Begin Records provided

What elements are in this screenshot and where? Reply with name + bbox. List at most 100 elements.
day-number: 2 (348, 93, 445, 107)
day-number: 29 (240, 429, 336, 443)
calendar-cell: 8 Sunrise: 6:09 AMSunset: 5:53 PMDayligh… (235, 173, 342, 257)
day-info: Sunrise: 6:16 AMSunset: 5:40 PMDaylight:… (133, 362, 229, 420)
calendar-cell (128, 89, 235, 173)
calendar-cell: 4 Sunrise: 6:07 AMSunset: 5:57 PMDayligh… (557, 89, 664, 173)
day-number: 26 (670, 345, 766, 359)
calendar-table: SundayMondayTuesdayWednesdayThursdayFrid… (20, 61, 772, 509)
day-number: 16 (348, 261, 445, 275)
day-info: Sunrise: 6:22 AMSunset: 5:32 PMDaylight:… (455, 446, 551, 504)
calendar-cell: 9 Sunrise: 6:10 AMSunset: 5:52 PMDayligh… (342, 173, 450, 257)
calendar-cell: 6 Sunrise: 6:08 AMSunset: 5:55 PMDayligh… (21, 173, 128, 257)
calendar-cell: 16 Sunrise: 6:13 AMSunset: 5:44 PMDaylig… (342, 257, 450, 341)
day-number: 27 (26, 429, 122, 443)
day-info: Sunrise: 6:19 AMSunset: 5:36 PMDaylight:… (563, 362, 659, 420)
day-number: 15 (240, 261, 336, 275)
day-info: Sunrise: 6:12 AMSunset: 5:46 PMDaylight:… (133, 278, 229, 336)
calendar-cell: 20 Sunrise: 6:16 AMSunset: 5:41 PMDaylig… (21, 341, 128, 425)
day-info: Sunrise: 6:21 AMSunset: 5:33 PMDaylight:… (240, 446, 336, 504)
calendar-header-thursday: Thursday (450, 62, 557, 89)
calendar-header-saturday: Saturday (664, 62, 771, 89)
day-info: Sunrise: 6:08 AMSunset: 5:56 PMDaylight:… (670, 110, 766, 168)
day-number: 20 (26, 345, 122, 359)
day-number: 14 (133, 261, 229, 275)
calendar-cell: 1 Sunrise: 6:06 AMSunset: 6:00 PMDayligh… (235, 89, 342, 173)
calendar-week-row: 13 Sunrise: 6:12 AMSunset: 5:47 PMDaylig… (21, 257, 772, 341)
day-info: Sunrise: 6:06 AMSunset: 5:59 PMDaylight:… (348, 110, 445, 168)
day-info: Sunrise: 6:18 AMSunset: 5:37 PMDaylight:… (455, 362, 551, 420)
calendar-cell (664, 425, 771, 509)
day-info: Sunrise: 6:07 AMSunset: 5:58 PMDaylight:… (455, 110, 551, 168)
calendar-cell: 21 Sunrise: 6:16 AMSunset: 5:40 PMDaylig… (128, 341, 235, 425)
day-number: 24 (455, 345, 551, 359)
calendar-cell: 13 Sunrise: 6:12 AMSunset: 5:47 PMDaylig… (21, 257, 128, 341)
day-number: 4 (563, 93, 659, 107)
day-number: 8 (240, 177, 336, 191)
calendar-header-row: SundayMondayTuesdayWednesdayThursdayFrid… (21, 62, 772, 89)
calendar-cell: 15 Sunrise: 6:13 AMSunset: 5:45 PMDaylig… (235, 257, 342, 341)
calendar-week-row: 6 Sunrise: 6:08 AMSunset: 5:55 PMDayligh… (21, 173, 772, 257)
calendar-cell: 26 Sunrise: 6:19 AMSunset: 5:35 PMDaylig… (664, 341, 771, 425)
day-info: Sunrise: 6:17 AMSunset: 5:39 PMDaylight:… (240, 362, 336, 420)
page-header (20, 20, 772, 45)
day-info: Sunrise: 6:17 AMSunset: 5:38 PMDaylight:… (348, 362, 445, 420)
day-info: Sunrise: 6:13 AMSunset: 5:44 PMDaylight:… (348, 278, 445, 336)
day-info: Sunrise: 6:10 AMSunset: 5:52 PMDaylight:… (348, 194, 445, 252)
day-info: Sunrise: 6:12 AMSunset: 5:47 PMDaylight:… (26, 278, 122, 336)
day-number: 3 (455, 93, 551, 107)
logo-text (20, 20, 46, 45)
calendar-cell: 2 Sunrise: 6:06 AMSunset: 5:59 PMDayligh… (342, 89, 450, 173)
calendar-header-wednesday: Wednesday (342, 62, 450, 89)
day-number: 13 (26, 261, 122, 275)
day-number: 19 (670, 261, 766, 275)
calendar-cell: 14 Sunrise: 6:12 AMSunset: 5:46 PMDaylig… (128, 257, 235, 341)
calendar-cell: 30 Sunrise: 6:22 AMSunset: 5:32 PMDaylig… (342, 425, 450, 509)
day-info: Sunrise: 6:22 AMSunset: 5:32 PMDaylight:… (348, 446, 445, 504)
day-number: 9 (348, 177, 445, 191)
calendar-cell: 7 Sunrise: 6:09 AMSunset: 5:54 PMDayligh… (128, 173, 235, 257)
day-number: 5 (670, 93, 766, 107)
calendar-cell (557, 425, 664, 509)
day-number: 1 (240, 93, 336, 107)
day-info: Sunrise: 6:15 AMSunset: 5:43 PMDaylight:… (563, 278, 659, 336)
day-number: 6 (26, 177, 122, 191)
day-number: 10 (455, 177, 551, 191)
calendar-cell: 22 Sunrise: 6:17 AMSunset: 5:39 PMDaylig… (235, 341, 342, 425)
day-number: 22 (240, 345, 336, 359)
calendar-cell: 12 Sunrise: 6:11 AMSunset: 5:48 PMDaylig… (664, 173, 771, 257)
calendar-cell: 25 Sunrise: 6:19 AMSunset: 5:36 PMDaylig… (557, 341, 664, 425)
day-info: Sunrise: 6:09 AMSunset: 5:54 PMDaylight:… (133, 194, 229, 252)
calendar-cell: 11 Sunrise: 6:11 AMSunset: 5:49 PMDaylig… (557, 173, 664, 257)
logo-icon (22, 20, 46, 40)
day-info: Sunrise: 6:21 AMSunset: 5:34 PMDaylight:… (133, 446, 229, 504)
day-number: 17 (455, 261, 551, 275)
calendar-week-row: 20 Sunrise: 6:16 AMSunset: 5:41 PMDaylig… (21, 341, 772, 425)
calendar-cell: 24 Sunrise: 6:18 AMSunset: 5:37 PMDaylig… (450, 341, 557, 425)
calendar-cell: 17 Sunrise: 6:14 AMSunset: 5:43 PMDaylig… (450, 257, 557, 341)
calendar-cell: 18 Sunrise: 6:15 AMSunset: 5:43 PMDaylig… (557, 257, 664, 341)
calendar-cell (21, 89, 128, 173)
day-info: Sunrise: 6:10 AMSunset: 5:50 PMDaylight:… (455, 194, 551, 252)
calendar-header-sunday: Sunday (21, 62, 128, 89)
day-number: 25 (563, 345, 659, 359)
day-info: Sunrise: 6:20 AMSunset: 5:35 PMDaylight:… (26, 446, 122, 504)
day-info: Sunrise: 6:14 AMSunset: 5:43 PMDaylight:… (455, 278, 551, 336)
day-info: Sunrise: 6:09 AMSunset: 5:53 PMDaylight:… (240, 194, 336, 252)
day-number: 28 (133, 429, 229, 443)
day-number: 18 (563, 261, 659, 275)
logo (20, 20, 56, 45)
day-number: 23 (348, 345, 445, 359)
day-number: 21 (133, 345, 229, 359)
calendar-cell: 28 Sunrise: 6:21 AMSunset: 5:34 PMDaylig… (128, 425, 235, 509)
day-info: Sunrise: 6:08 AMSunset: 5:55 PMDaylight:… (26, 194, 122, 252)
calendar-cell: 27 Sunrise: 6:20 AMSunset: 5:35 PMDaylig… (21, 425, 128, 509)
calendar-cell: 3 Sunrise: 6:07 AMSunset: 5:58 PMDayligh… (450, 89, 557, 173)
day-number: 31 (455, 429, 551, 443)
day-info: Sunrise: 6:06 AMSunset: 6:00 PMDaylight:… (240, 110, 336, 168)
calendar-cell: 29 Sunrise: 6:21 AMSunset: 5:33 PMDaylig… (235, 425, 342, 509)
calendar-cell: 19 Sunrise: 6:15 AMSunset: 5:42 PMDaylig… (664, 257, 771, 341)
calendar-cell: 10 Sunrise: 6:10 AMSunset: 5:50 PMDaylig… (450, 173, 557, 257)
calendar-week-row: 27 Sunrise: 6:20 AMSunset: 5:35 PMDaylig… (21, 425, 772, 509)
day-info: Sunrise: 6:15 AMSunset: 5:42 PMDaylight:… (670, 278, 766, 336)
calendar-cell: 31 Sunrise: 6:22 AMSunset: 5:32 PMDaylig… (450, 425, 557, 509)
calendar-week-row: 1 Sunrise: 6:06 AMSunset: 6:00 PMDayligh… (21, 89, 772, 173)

End Records provided

> [The request]:
Copy the items verbatim from the first line up to and including the line that contains "calendar-cell: 8 Sunrise: 6:09".

> [Response for this exercise]:
What elements are in this screenshot and where? Reply with name + bbox. List at most 100 elements.
day-number: 2 (348, 93, 445, 107)
day-number: 29 (240, 429, 336, 443)
calendar-cell: 8 Sunrise: 6:09 AMSunset: 5:53 PMDayligh… (235, 173, 342, 257)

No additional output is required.